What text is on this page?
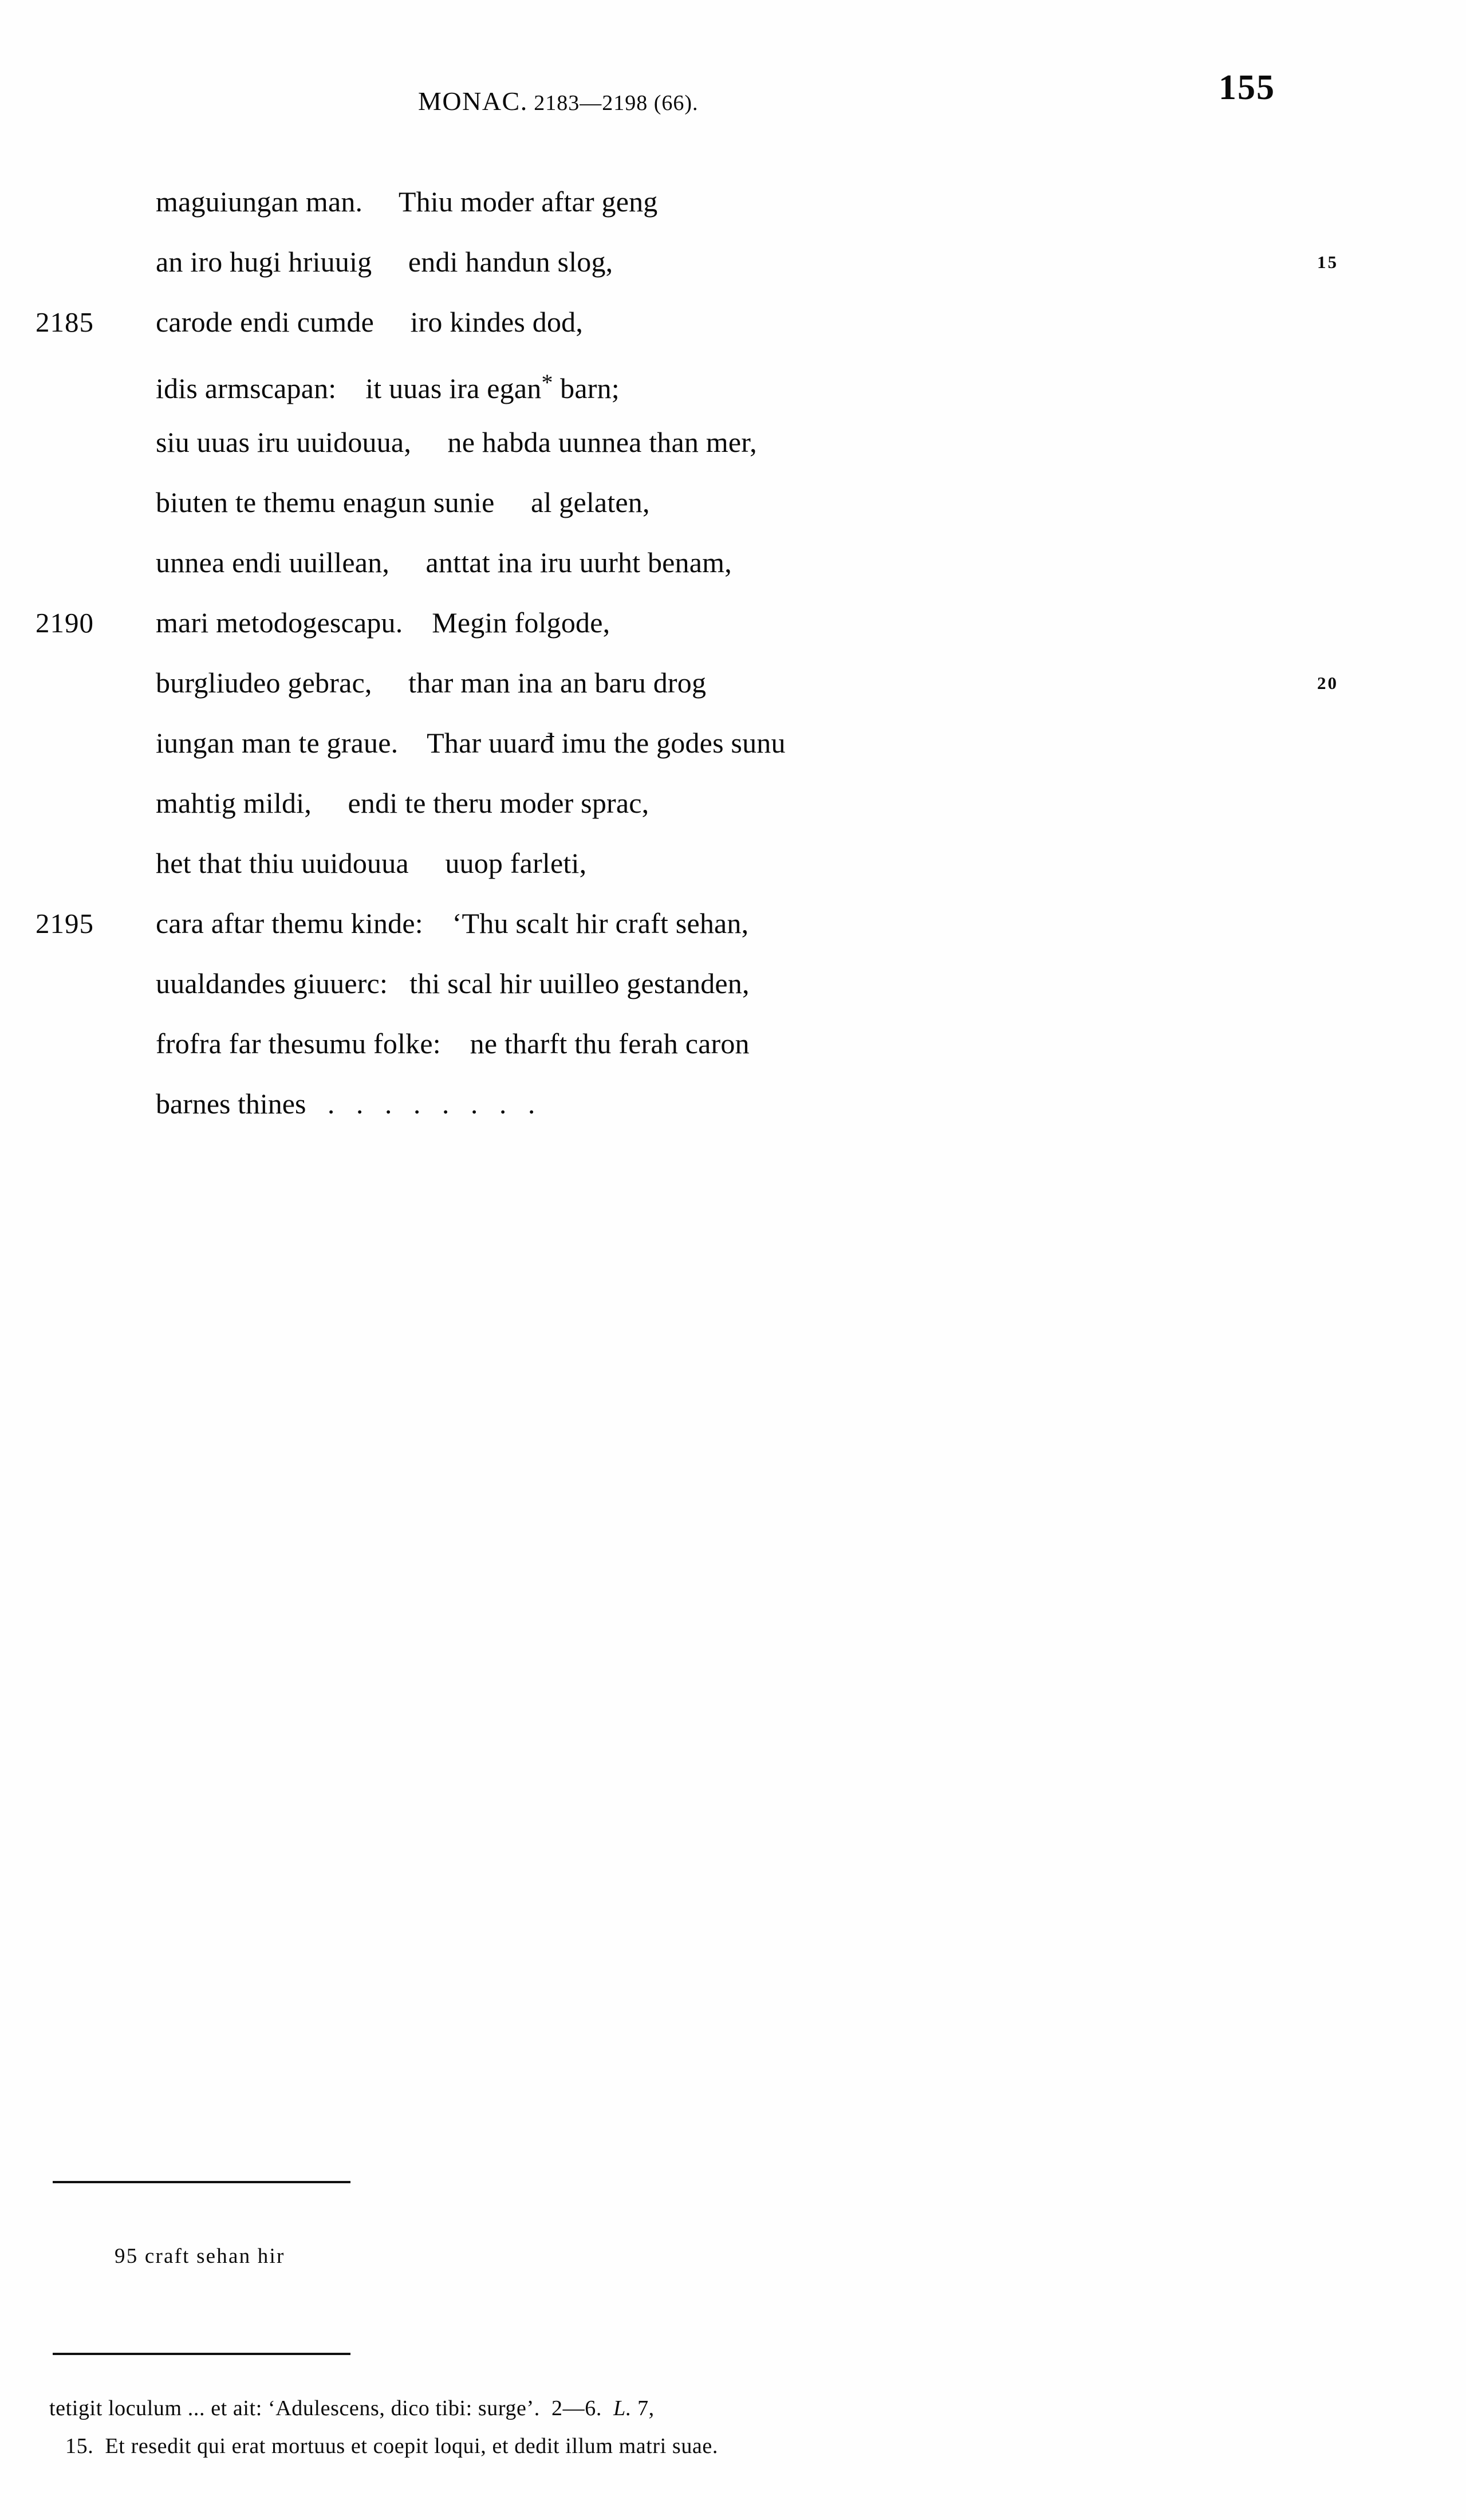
MONAC. 2183—2198 (66).	155

maguiungan man.     Thiu moder aftar geng

an iro hugi hriuuig     endi handun slog,

	15

2185

	carode endi cumde     iro kindes dod,

idis armscapan:    it uuas ira egan* barn;

siu uuas iru uuidouua,     ne habda uunnea than mer,

biuten te themu enagun sunie     al gelaten,

unnea endi uuillean,     anttat ina iru uurht benam,

2190

	mari metodogescapu.    Megin folgode,

burgliudeo gebrac,     thar man ina an baru drog

	20

iungan man te graue.    Thar uuarđ imu the godes sunu

mahtig mildi,     endi te theru moder sprac,

het that thiu uuidouua     uuop farleti,

2195

	cara aftar themu kinde:    ‘Thu scalt hir craft sehan,

uualdandes giuuerc:   thi scal hir uuilleo gestanden,

frofra far thesumu folke:    ne tharft thu ferah caron

barnes thines   .   .   .   .   .   .   .   .

95 craft sehan hir
tetigit loculum ... et ait: ‘Adulescens, dico tibi: surge’.  2—6.  L. 7,
15.  Et resedit qui erat mortuus et coepit loqui, et dedit illum matri suae.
....
* **What you have to do**: Find and copy every line in the entries above where the string "sehan" occurs.

* **Written response**:
	cara aftar themu kinde:    ‘Thu scalt hir craft sehan,
95 craft sehan hir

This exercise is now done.